(Saved data entries)
+++++

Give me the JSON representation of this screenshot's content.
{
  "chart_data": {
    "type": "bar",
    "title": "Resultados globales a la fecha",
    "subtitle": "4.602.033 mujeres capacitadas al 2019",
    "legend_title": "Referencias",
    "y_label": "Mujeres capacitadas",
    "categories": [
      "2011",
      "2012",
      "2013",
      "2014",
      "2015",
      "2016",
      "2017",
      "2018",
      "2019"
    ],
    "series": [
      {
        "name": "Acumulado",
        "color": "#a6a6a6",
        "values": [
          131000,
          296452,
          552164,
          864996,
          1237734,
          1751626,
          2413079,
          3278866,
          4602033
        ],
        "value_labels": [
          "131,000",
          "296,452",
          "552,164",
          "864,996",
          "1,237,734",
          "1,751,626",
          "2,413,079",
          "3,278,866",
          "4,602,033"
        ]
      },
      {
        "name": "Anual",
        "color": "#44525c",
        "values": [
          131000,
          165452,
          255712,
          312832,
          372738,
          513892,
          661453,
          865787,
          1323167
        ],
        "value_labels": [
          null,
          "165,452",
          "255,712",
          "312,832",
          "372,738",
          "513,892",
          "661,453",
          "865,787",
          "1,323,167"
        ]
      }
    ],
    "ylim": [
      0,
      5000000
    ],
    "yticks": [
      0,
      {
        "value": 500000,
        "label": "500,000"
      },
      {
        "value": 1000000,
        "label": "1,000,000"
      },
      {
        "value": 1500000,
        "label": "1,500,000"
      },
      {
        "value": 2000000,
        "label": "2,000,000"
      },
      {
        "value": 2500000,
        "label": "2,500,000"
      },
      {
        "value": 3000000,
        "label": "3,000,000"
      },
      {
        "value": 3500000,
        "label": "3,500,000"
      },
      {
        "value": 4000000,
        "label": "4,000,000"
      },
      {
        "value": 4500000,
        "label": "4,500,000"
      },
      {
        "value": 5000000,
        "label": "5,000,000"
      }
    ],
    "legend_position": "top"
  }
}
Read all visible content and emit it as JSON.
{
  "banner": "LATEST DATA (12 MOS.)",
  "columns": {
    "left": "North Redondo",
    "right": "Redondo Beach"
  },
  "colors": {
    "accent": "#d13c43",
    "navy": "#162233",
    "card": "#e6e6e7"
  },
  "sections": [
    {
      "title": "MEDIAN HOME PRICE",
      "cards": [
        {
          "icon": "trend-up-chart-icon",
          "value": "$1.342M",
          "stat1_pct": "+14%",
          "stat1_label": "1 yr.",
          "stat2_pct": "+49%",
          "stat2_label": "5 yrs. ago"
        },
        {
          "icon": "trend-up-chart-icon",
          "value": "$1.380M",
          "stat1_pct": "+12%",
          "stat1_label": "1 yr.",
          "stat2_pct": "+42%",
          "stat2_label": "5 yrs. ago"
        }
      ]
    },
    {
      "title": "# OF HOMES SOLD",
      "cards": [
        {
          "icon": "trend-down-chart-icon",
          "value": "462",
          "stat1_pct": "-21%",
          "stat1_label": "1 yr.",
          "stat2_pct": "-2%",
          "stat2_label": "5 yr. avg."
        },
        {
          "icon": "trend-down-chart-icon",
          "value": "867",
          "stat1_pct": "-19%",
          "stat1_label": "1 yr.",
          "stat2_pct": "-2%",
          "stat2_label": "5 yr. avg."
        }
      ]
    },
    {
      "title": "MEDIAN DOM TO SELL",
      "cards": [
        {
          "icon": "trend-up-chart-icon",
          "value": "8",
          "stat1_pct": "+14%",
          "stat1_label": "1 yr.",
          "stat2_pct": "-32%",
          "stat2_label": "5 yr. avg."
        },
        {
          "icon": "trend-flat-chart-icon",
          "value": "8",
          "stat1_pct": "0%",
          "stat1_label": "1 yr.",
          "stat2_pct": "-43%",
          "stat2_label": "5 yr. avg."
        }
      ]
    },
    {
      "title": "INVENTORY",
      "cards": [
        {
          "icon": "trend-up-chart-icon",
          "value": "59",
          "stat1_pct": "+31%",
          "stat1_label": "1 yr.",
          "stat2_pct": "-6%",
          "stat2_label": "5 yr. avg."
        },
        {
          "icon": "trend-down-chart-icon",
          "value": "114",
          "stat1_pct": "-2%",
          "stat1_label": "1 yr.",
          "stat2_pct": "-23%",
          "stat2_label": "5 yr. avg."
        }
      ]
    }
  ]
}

+++++

*PROBLEM TO WORK ON*. Exact copies of all the records are required.

*CORRECT RESULT*.
Give me the JSON representation of this screenshot's content.
{
  "chart_data": {
    "type": "bar",
    "title": "Resultados globales a la fecha",
    "subtitle": "4.602.033 mujeres capacitadas al 2019",
    "legend_title": "Referencias",
    "y_label": "Mujeres capacitadas",
    "categories": [
      "2011",
      "2012",
      "2013",
      "2014",
      "2015",
      "2016",
      "2017",
      "2018",
      "2019"
    ],
    "series": [
      {
        "name": "Acumulado",
        "color": "#a6a6a6",
        "values": [
          131000,
          296452,
          552164,
          864996,
          1237734,
          1751626,
          2413079,
          3278866,
          4602033
        ],
        "value_labels": [
          "131,000",
          "296,452",
          "552,164",
          "864,996",
          "1,237,734",
          "1,751,626",
          "2,413,079",
          "3,278,866",
          "4,602,033"
        ]
      },
      {
        "name": "Anual",
        "color": "#44525c",
        "values": [
          131000,
          165452,
          255712,
          312832,
          372738,
          513892,
          661453,
          865787,
          1323167
        ],
        "value_labels": [
          null,
          "165,452",
          "255,712",
          "312,832",
          "372,738",
          "513,892",
          "661,453",
          "865,787",
          "1,323,167"
        ]
      }
    ],
    "ylim": [
      0,
      5000000
    ],
    "yticks": [
      0,
      {
        "value": 500000,
        "label": "500,000"
      },
      {
        "value": 1000000,
        "label": "1,000,000"
      },
      {
        "value": 1500000,
        "label": "1,500,000"
      },
      {
        "value": 2000000,
        "label": "2,000,000"
      },
      {
        "value": 2500000,
        "label": "2,500,000"
      },
      {
        "value": 3000000,
        "label": "3,000,000"
      },
      {
        "value": 3500000,
        "label": "3,500,000"
      },
      {
        "value": 4000000,
        "label": "4,000,000"
      },
      {
        "value": 4500000,
        "label": "4,500,000"
      },
      {
        "value": 5000000,
        "label": "5,000,000"
      }
    ],
    "legend_position": "top"
  }
}
Read all visible content and emit it as JSON.
{
  "banner": "LATEST DATA (12 MOS.)",
  "columns": {
    "left": "North Redondo",
    "right": "Redondo Beach"
  },
  "colors": {
    "accent": "#d13c43",
    "navy": "#162233",
    "card": "#e6e6e7"
  },
  "sections": [
    {
      "title": "MEDIAN HOME PRICE",
      "cards": [
        {
          "icon": "trend-up-chart-icon",
          "value": "$1.342M",
          "stat1_pct": "+14%",
          "stat1_label": "1 yr.",
          "stat2_pct": "+49%",
          "stat2_label": "5 yrs. ago"
        },
        {
          "icon": "trend-up-chart-icon",
          "value": "$1.380M",
          "stat1_pct": "+12%",
          "stat1_label": "1 yr.",
          "stat2_pct": "+42%",
          "stat2_label": "5 yrs. ago"
        }
      ]
    },
    {
      "title": "# OF HOMES SOLD",
      "cards": [
        {
          "icon": "trend-down-chart-icon",
          "value": "462",
          "stat1_pct": "-21%",
          "stat1_label": "1 yr.",
          "stat2_pct": "-2%",
          "stat2_label": "5 yr. avg."
        },
        {
          "icon": "trend-down-chart-icon",
          "value": "867",
          "stat1_pct": "-19%",
          "stat1_label": "1 yr.",
          "stat2_pct": "-2%",
          "stat2_label": "5 yr. avg."
        }
      ]
    },
    {
      "title": "MEDIAN DOM TO SELL",
      "cards": [
        {
          "icon": "trend-up-chart-icon",
          "value": "8",
          "stat1_pct": "+14%",
          "stat1_label": "1 yr.",
          "stat2_pct": "-32%",
          "stat2_label": "5 yr. avg."
        },
        {
          "icon": "trend-flat-chart-icon",
          "value": "8",
          "stat1_pct": "0%",
          "stat1_label": "1 yr.",
          "stat2_pct": "-43%",
          "stat2_label": "5 yr. avg."
        }
      ]
    },
    {
      "title": "INVENTORY",
      "cards": [
        {
          "icon": "trend-up-chart-icon",
          "value": "59",
          "stat1_pct": "+31%",
          "stat1_label": "1 yr.",
          "stat2_pct": "-6%",
          "stat2_label": "5 yr. avg."
        },
        {
          "icon": "trend-down-chart-icon",
          "value": "114",
          "stat1_pct": "-2%",
          "stat1_label": "1 yr.",
          "stat2_pct": "-23%",
          "stat2_label": "5 yr. avg."
        }
      ]
    }
  ]
}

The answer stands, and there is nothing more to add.